> **To be done**: Repeat each entry as written and leave the images out of the copy.

> **Materials provided**:
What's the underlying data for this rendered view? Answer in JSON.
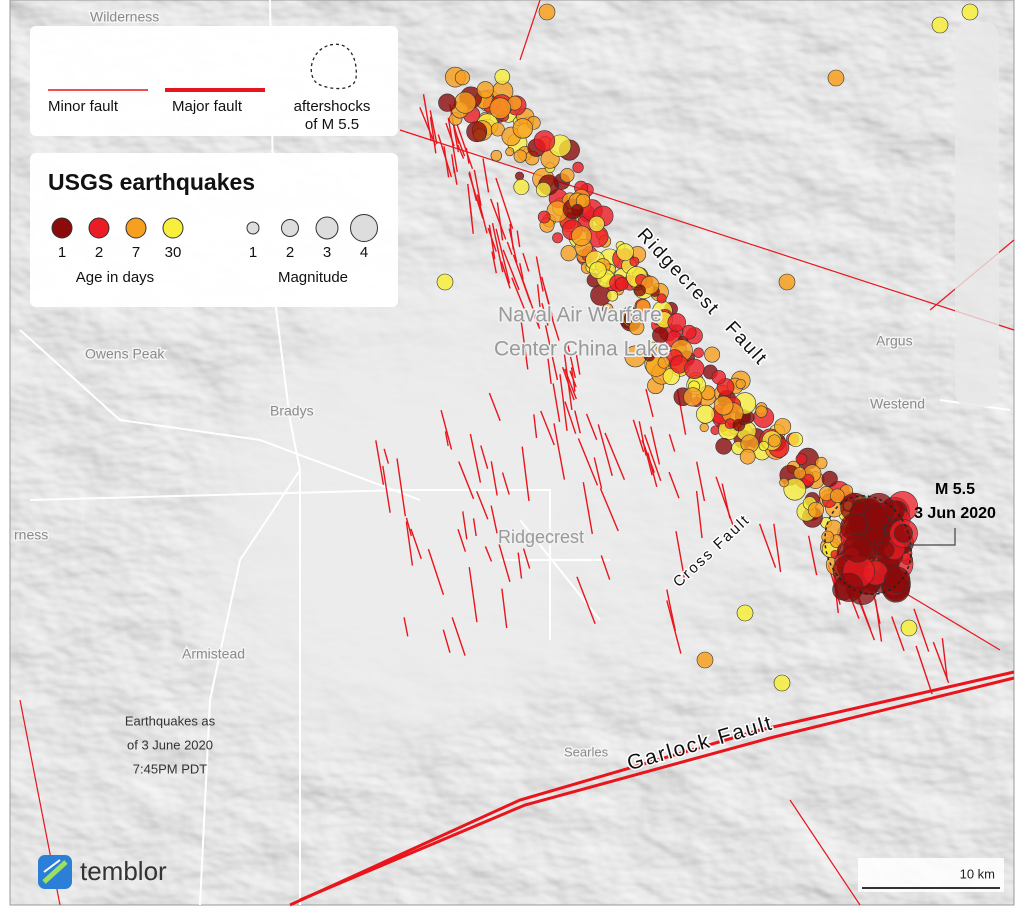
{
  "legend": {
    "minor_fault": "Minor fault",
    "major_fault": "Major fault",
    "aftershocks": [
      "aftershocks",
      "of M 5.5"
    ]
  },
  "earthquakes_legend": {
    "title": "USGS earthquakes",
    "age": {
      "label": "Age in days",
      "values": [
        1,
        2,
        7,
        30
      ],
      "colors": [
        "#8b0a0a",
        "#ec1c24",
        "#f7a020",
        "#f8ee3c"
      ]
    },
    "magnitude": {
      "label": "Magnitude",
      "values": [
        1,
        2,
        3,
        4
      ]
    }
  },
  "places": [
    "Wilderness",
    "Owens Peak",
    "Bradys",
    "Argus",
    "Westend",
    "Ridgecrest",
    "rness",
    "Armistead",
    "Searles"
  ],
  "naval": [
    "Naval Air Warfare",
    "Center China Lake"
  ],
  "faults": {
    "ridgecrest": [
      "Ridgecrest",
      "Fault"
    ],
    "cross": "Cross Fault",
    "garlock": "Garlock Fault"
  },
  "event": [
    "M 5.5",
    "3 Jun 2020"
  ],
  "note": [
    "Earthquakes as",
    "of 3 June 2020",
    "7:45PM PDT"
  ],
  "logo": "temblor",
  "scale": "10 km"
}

> **Written reply**:
What's the underlying data for this rendered view? Answer in JSON.
{
  "legend": {
    "minor_fault": "Minor fault",
    "major_fault": "Major fault",
    "aftershocks": [
      "aftershocks",
      "of M 5.5"
    ]
  },
  "earthquakes_legend": {
    "title": "USGS earthquakes",
    "age": {
      "label": "Age in days",
      "values": [
        1,
        2,
        7,
        30
      ],
      "colors": [
        "#8b0a0a",
        "#ec1c24",
        "#f7a020",
        "#f8ee3c"
      ]
    },
    "magnitude": {
      "label": "Magnitude",
      "values": [
        1,
        2,
        3,
        4
      ]
    }
  },
  "places": [
    "Wilderness",
    "Owens Peak",
    "Bradys",
    "Argus",
    "Westend",
    "Ridgecrest",
    "rness",
    "Armistead",
    "Searles"
  ],
  "naval": [
    "Naval Air Warfare",
    "Center China Lake"
  ],
  "faults": {
    "ridgecrest": [
      "Ridgecrest",
      "Fault"
    ],
    "cross": "Cross Fault",
    "garlock": "Garlock Fault"
  },
  "event": [
    "M 5.5",
    "3 Jun 2020"
  ],
  "note": [
    "Earthquakes as",
    "of 3 June 2020",
    "7:45PM PDT"
  ],
  "logo": "temblor",
  "scale": "10 km"
}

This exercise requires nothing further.